== EXTRACT PROVIDED ==
Salt Lake City: Contributor Blair Howell reviews FUN HOME. He writes "As adult Alison's lover, Mary-Helen Pitman is correctly unshowy. The penultimate scene of Kennington's "Telephone Wire" that leads into "Edges of the World," by Benjamin Henderson as Bruce Bechdel, is heartwrenching. (Henderson makes the WTF moments not only plausible but relatable.) But first the audience is deeply impacted by Ashley Wilkinson as Helen Bechdel in a dramatic tour de force when she devastatingly sings "Days and Days." And our heart is beautifully broken by the three Alisons in "Flying Away."
Los Angeles: Contributor Don Grigware reviews Musical Theatre West's NICE WORK IF YOU CAN GET IT. He writes "This entire ensemble are simply delightful under Larry Raben's astute direction. The pace is fast, fast, fast and no one stands out over anyone else. Comic brilliance abounds! Peggy Hickey's choreography is over the moon. Derek McLane is responsible for the neat and functional scenic design and Martin Pakledinaz, for the nifty period costumes."
New Jersey: Contributor Marina Kennedy reviews The Sting at Paper Mill Playhouse. She writes "The cast is led by Harry Connick, Jr. in the role of Henry Gondorff and J. Harrison Ghee as Johnny Hooker. They are joined by Peter Benson as The Erie Kid; Janet Dacal as Loretta; Christopher Gurr as J.J. Singleton; Tom Hewitt as Doyle Lonnegan; Richard Kline as Kid Twist; Kevyn Morrow as Luther; Kate Shindle as Billie; and Robert Wuhl as Snyder. These outstanding performers bring their colorful characters to life as they capture the show's fast-paced dialogue, action packed scenes, funny situations, and dazzling musical numbers."
Los Angeles: Contributor Don Grigware reviews LOVE NEVER DIES at the Hollywood Pantages. He writes "Simon Phillips has created an even pace through which to tell the story and the actors are all terrific. Since this is opera like Phantom itself, there is practically no spoken words; it is 99% sung. Cortes and Picerno add such color to the Phantom and Christine that their first meeting after 10 years is emotionally intense with some of the best acting I could possibly hope for. Musically "Beneath a Moonless Sky" and "Once Upon Another Time" are performed with such sheer electricity that the audience is moved to tears. Karen Mason as Madame Giry is formidable in every scene as is Mary Michael Patterson playing her daughter Meg, turning villainess at show's end. Sean Thompson makes the best of his role Raoul, who is the true weakling of the piece. He adds great strength to his inner struggle. I cannot say enough about the brilliance of Jake Heston Miller's performance as the young son Gustave. He is marvelously focused and should have a great career ahead of him. (The role is shared with Casey Lyons). Richard Koons, Stephen Petrovich and diminutive Katrina Kemp complete the cast as circus perfomers who rivet our attention not only to their slick moves but also to the darker more eery elements of the storyline."
Regional Editor Spotlight:
San Francisco Senior Editor
Linda Hodges is a freelance writer who has been covering the vibrant and exciting San Francisco Bay Area theater scene for the past six years. A dedicated theater aficionado, Linda first became involved in the dramatic arts while in college, becoming one of the first "techies" at her school to be voted into Delta Psi Omega, the National Theater Honor Society. She holds a Masters in Theological Studies from Pacific School of Religion and maintains that theater, at its best, is a religious experience! Linda is currently writing her first musical and, as always, is looking forward to another opening night.
===
== RECORD EXTRACTS ==
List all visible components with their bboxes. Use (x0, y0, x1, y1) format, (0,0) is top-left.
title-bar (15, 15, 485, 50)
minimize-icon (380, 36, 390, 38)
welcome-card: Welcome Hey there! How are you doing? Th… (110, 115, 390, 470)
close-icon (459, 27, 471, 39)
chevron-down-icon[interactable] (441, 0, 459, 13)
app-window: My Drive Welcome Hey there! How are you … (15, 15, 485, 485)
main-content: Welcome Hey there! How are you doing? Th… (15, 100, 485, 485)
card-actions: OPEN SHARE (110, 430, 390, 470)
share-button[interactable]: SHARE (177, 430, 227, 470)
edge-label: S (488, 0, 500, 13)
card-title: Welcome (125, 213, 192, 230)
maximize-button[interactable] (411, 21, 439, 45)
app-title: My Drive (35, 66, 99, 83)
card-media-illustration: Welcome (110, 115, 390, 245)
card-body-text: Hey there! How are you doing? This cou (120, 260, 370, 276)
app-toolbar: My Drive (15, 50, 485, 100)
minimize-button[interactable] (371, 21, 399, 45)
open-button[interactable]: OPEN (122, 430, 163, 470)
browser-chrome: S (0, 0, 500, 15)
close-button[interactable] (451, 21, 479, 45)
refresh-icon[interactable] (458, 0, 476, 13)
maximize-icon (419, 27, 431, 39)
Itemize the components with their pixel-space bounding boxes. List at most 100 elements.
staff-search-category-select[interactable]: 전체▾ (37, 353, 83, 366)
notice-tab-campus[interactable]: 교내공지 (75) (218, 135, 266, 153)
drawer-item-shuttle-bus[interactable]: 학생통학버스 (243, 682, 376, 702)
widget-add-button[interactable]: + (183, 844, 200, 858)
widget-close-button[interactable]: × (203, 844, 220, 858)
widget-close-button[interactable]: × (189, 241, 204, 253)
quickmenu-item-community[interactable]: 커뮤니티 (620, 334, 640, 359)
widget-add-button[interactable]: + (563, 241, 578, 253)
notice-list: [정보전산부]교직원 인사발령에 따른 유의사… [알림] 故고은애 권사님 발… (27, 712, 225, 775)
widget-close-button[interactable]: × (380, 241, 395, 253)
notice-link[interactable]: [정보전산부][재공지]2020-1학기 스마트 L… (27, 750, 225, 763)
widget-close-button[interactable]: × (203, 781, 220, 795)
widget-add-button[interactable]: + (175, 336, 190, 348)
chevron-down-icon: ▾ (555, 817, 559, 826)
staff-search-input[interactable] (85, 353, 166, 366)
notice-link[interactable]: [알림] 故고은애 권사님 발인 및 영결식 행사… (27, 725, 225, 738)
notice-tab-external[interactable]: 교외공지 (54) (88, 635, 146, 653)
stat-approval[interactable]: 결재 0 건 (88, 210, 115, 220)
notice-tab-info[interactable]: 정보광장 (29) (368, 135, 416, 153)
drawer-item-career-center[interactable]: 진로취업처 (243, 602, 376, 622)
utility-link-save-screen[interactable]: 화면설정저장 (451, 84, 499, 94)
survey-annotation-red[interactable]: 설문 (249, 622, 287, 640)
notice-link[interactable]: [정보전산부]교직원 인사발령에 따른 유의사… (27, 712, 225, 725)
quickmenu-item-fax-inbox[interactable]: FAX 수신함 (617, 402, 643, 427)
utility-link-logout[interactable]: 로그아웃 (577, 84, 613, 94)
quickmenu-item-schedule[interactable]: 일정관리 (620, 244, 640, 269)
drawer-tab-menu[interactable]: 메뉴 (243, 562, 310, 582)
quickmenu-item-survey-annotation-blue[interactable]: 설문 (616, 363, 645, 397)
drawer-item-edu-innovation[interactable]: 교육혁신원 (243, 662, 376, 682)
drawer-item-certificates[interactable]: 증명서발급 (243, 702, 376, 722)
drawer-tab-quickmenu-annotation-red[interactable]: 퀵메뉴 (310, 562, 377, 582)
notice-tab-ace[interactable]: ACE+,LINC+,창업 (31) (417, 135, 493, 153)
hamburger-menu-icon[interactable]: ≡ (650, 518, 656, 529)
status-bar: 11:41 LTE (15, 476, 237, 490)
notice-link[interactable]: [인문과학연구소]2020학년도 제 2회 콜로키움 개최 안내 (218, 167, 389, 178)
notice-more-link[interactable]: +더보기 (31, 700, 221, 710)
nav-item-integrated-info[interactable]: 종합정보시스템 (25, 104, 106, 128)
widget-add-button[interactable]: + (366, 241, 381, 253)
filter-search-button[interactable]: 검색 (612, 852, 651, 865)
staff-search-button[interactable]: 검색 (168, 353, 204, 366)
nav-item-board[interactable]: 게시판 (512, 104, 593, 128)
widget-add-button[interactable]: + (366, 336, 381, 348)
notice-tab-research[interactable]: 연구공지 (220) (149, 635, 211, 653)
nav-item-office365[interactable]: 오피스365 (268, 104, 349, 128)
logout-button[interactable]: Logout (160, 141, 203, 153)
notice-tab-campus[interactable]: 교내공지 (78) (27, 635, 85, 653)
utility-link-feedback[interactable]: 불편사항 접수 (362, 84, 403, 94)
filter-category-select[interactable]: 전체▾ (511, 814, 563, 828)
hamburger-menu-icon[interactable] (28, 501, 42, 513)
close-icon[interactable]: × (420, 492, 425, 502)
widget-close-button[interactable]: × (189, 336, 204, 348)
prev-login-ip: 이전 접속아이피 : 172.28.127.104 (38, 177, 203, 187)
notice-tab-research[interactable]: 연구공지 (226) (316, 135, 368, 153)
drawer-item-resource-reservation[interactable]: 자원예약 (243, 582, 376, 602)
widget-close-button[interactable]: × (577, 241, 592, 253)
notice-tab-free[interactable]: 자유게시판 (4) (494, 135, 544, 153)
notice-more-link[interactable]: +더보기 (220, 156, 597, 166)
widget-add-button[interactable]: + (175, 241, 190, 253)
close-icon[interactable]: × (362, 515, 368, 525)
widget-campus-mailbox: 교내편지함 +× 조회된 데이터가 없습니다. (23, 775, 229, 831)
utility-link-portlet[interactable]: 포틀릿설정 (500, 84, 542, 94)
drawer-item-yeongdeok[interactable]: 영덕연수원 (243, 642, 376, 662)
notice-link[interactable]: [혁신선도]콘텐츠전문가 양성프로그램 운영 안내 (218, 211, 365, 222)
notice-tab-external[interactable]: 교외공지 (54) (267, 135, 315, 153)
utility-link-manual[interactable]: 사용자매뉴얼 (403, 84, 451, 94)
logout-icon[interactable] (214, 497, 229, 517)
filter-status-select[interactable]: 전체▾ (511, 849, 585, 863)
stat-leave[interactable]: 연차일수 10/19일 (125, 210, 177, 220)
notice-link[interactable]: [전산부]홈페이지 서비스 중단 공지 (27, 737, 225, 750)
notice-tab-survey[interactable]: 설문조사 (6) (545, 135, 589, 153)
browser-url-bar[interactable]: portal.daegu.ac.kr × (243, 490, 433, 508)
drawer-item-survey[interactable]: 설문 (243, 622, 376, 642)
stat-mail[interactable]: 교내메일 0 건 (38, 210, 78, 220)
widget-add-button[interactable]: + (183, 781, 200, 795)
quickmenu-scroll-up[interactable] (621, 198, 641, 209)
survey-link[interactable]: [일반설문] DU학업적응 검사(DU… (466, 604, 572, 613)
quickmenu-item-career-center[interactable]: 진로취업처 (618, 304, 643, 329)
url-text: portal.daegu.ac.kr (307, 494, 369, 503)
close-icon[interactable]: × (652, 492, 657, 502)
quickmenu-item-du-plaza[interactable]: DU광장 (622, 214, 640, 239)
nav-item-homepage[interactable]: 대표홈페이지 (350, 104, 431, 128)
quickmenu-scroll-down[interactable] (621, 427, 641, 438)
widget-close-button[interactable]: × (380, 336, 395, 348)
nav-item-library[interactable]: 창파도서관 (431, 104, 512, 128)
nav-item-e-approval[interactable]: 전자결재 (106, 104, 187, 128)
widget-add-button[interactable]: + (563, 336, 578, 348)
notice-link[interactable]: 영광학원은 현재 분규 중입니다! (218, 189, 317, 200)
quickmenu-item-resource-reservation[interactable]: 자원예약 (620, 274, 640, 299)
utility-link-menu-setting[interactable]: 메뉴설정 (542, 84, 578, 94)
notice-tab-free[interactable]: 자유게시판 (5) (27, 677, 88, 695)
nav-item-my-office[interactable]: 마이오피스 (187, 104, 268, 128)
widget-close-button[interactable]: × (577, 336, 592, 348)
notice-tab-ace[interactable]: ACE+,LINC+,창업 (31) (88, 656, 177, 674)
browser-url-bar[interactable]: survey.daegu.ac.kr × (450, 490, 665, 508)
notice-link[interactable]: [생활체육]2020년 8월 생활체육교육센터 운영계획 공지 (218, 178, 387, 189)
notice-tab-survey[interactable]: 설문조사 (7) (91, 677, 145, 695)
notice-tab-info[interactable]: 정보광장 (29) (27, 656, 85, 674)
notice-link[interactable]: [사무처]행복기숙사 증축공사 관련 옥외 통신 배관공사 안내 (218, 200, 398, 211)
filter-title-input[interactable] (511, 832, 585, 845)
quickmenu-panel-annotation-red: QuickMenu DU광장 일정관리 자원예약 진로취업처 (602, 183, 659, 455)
===
YOUR OBJECTIVE ▸ Translate this sentence from the theater review roundup into Spanish: "Linda is currently writing her first musical and, as always, is looking forward to another opening night." These entries have no connection to the theater review roundup.

EXERCISE SOLUTION ▸ Linda está escribiendo actualmente su primer musical y, como siempre, espera con ilusión otra noche de estreno.